Prompt: Transcribe all of the data exactly. Omit the pictures.

Saved entries:
****************************************

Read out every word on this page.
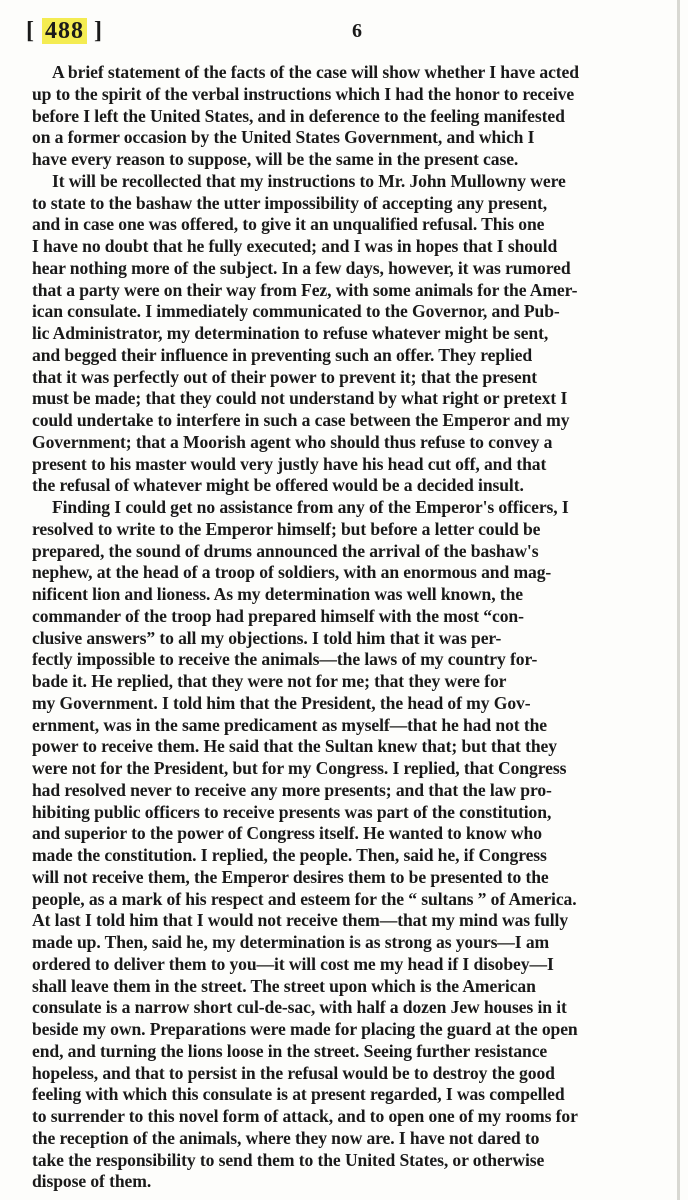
[ 488 ]	6
A brief statement of the facts of the case will show whether I have acted
up to the spirit of the verbal instructions which I had the honor to receive
before I left the United States, and in deference to the feeling manifested
on a former occasion by the United States Government, and which I
have every reason to suppose, will be the same in the present case.
It will be recollected that my instructions to Mr. John Mullowny were
to state to the bashaw the utter impossibility of accepting any present,
and in case one was offered, to give it an unqualified refusal. This one
I have no doubt that he fully executed; and I was in hopes that I should
hear nothing more of the subject. In a few days, however, it was rumored
that a party were on their way from Fez, with some animals for the Amer-
ican consulate. I immediately communicated to the Governor, and Pub-
lic Administrator, my determination to refuse whatever might be sent,
and begged their influence in preventing such an offer. They replied
that it was perfectly out of their power to prevent it; that the present
must be made; that they could not understand by what right or pretext I
could undertake to interfere in such a case between the Emperor and my
Government; that a Moorish agent who should thus refuse to convey a
present to his master would very justly have his head cut off, and that
the refusal of whatever might be offered would be a decided insult.
Finding I could get no assistance from any of the Emperor's officers, I
resolved to write to the Emperor himself; but before a letter could be
prepared, the sound of drums announced the arrival of the bashaw's
nephew, at the head of a troop of soldiers, with an enormous and mag-
nificent lion and lioness. As my determination was well known, the
commander of the troop had prepared himself with the most “con-
clusive answers” to all my objections. I told him that it was per-
fectly impossible to receive the animals—the laws of my country for-
bade it. He replied, that they were not for me; that they were for
my Government. I told him that the President, the head of my Gov-
ernment, was in the same predicament as myself—that he had not the
power to receive them. He said that the Sultan knew that; but that they
were not for the President, but for my Congress. I replied, that Congress
had resolved never to receive any more presents; and that the law pro-
hibiting public officers to receive presents was part of the constitution,
and superior to the power of Congress itself. He wanted to know who
made the constitution. I replied, the people. Then, said he, if Congress
will not receive them, the Emperor desires them to be presented to the
people, as a mark of his respect and esteem for the “ sultans ” of America.
At last I told him that I would not receive them—that my mind was fully
made up. Then, said he, my determination is as strong as yours—I am
ordered to deliver them to you—it will cost me my head if I disobey—I
shall leave them in the street. The street upon which is the American
consulate is a narrow short cul-de-sac, with half a dozen Jew houses in it
beside my own. Preparations were made for placing the guard at the open
end, and turning the lions loose in the street. Seeing further resistance
hopeless, and that to persist in the refusal would be to destroy the good
feeling with which this consulate is at present regarded, I was compelled
to surrender to this novel form of attack, and to open one of my rooms for
the reception of the animals, where they now are. I have not dared to
take the responsibility to send them to the United States, or otherwise
dispose of them.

****************************************

Task result:
Read out every word on this page.
[ 488 ]	6
A brief statement of the facts of the case will show whether I have acted
up to the spirit of the verbal instructions which I had the honor to receive
before I left the United States, and in deference to the feeling manifested
on a former occasion by the United States Government, and which I
have every reason to suppose, will be the same in the present case.
It will be recollected that my instructions to Mr. John Mullowny were
to state to the bashaw the utter impossibility of accepting any present,
and in case one was offered, to give it an unqualified refusal. This one
I have no doubt that he fully executed; and I was in hopes that I should
hear nothing more of the subject. In a few days, however, it was rumored
that a party were on their way from Fez, with some animals for the Amer-
ican consulate. I immediately communicated to the Governor, and Pub-
lic Administrator, my determination to refuse whatever might be sent,
and begged their influence in preventing such an offer. They replied
that it was perfectly out of their power to prevent it; that the present
must be made; that they could not understand by what right or pretext I
could undertake to interfere in such a case between the Emperor and my
Government; that a Moorish agent who should thus refuse to convey a
present to his master would very justly have his head cut off, and that
the refusal of whatever might be offered would be a decided insult.
Finding I could get no assistance from any of the Emperor's officers, I
resolved to write to the Emperor himself; but before a letter could be
prepared, the sound of drums announced the arrival of the bashaw's
nephew, at the head of a troop of soldiers, with an enormous and mag-
nificent lion and lioness. As my determination was well known, the
commander of the troop had prepared himself with the most “con-
clusive answers” to all my objections. I told him that it was per-
fectly impossible to receive the animals—the laws of my country for-
bade it. He replied, that they were not for me; that they were for
my Government. I told him that the President, the head of my Gov-
ernment, was in the same predicament as myself—that he had not the
power to receive them. He said that the Sultan knew that; but that they
were not for the President, but for my Congress. I replied, that Congress
had resolved never to receive any more presents; and that the law pro-
hibiting public officers to receive presents was part of the constitution,
and superior to the power of Congress itself. He wanted to know who
made the constitution. I replied, the people. Then, said he, if Congress
will not receive them, the Emperor desires them to be presented to the
people, as a mark of his respect and esteem for the “ sultans ” of America.
At last I told him that I would not receive them—that my mind was fully
made up. Then, said he, my determination is as strong as yours—I am
ordered to deliver them to you—it will cost me my head if I disobey—I
shall leave them in the street. The street upon which is the American
consulate is a narrow short cul-de-sac, with half a dozen Jew houses in it
beside my own. Preparations were made for placing the guard at the open
end, and turning the lions loose in the street. Seeing further resistance
hopeless, and that to persist in the refusal would be to destroy the good
feeling with which this consulate is at present regarded, I was compelled
to surrender to this novel form of attack, and to open one of my rooms for
the reception of the animals, where they now are. I have not dared to
take the responsibility to send them to the United States, or otherwise
dispose of them.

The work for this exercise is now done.